§ **Short exercise**
Repeat the records below exactly, leaving out every picture.

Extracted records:

---

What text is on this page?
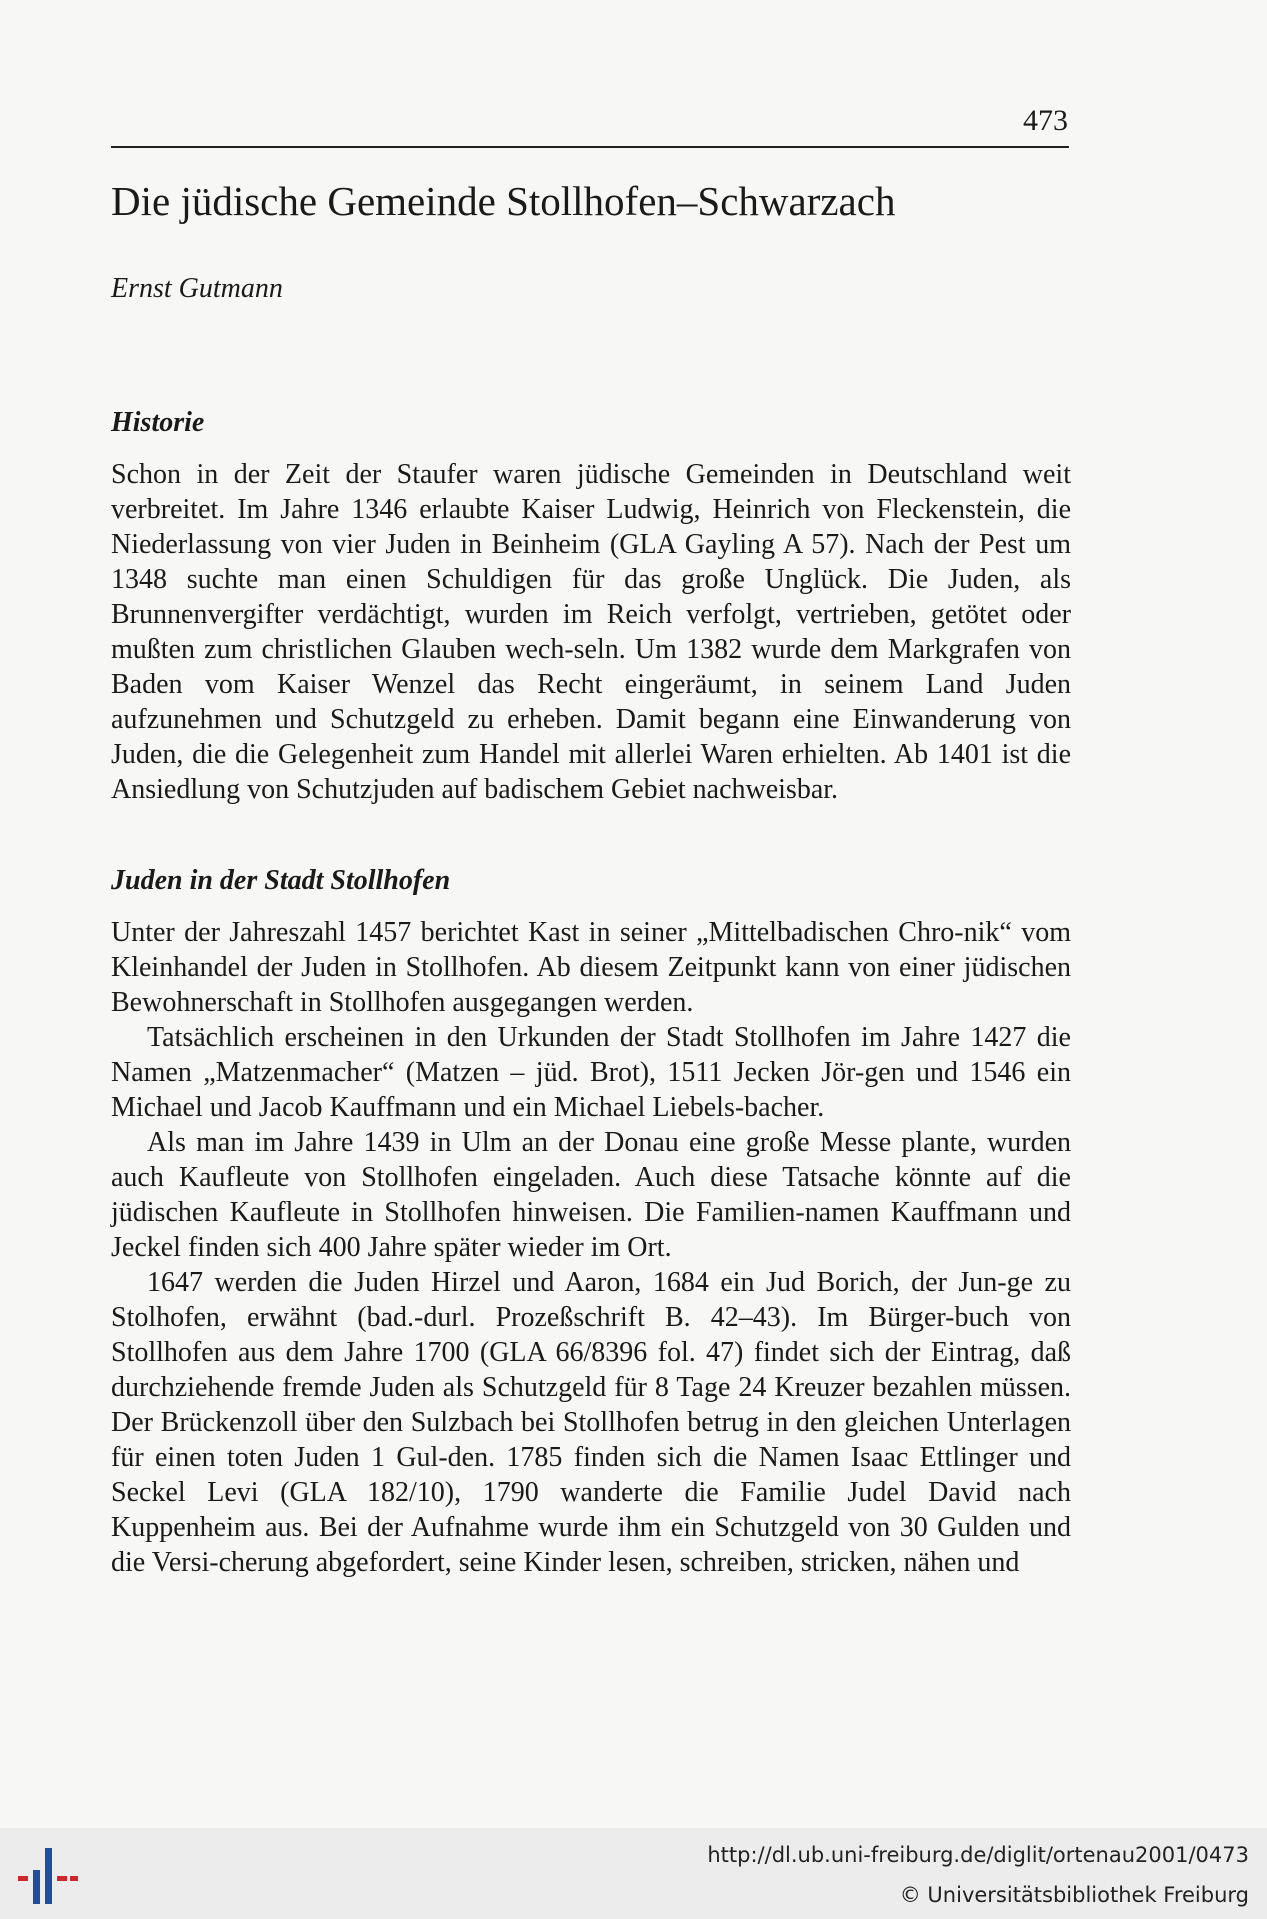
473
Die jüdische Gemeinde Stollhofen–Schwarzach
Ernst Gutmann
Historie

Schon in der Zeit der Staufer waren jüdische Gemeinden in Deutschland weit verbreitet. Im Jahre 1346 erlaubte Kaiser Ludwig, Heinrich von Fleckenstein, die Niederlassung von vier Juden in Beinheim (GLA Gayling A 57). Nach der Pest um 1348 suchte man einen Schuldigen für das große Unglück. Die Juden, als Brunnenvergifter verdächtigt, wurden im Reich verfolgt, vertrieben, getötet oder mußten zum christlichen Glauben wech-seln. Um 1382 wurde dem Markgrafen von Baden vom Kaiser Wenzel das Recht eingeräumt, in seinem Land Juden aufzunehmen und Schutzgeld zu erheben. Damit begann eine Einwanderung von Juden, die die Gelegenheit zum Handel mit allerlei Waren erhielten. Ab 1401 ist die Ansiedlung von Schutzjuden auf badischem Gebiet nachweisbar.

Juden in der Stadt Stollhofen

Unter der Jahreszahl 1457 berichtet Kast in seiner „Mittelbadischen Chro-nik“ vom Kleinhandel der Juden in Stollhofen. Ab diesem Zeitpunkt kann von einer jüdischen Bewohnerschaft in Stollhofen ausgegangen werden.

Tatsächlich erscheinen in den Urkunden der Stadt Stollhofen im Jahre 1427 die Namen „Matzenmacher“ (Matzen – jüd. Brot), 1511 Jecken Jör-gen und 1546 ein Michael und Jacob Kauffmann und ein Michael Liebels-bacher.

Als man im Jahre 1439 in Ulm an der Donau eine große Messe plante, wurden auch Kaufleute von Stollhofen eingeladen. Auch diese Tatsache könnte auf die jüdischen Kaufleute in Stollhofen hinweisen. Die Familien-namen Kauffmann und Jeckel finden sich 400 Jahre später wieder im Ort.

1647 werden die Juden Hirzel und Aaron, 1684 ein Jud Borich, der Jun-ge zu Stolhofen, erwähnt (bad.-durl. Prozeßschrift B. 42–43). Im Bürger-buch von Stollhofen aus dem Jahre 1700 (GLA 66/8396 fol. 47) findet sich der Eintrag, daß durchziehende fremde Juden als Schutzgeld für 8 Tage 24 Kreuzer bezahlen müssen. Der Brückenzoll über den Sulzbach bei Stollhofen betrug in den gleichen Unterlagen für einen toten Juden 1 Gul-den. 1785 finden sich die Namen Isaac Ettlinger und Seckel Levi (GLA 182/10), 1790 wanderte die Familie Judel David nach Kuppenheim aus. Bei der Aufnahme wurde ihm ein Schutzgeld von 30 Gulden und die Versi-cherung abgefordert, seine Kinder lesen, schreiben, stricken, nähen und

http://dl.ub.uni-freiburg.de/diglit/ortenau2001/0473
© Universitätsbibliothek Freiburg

---

§ **Answer for the task**
What text is on this page?
473
Die jüdische Gemeinde Stollhofen–Schwarzach
Ernst Gutmann
Historie

Schon in der Zeit der Staufer waren jüdische Gemeinden in Deutschland weit verbreitet. Im Jahre 1346 erlaubte Kaiser Ludwig, Heinrich von Fleckenstein, die Niederlassung von vier Juden in Beinheim (GLA Gayling A 57). Nach der Pest um 1348 suchte man einen Schuldigen für das große Unglück. Die Juden, als Brunnenvergifter verdächtigt, wurden im Reich verfolgt, vertrieben, getötet oder mußten zum christlichen Glauben wech-seln. Um 1382 wurde dem Markgrafen von Baden vom Kaiser Wenzel das Recht eingeräumt, in seinem Land Juden aufzunehmen und Schutzgeld zu erheben. Damit begann eine Einwanderung von Juden, die die Gelegenheit zum Handel mit allerlei Waren erhielten. Ab 1401 ist die Ansiedlung von Schutzjuden auf badischem Gebiet nachweisbar.

Juden in der Stadt Stollhofen

Unter der Jahreszahl 1457 berichtet Kast in seiner „Mittelbadischen Chro-nik“ vom Kleinhandel der Juden in Stollhofen. Ab diesem Zeitpunkt kann von einer jüdischen Bewohnerschaft in Stollhofen ausgegangen werden.

Tatsächlich erscheinen in den Urkunden der Stadt Stollhofen im Jahre 1427 die Namen „Matzenmacher“ (Matzen – jüd. Brot), 1511 Jecken Jör-gen und 1546 ein Michael und Jacob Kauffmann und ein Michael Liebels-bacher.

Als man im Jahre 1439 in Ulm an der Donau eine große Messe plante, wurden auch Kaufleute von Stollhofen eingeladen. Auch diese Tatsache könnte auf die jüdischen Kaufleute in Stollhofen hinweisen. Die Familien-namen Kauffmann und Jeckel finden sich 400 Jahre später wieder im Ort.

1647 werden die Juden Hirzel und Aaron, 1684 ein Jud Borich, der Jun-ge zu Stolhofen, erwähnt (bad.-durl. Prozeßschrift B. 42–43). Im Bürger-buch von Stollhofen aus dem Jahre 1700 (GLA 66/8396 fol. 47) findet sich der Eintrag, daß durchziehende fremde Juden als Schutzgeld für 8 Tage 24 Kreuzer bezahlen müssen. Der Brückenzoll über den Sulzbach bei Stollhofen betrug in den gleichen Unterlagen für einen toten Juden 1 Gul-den. 1785 finden sich die Namen Isaac Ettlinger und Seckel Levi (GLA 182/10), 1790 wanderte die Familie Judel David nach Kuppenheim aus. Bei der Aufnahme wurde ihm ein Schutzgeld von 30 Gulden und die Versi-cherung abgefordert, seine Kinder lesen, schreiben, stricken, nähen und

http://dl.ub.uni-freiburg.de/diglit/ortenau2001/0473
© Universitätsbibliothek Freiburg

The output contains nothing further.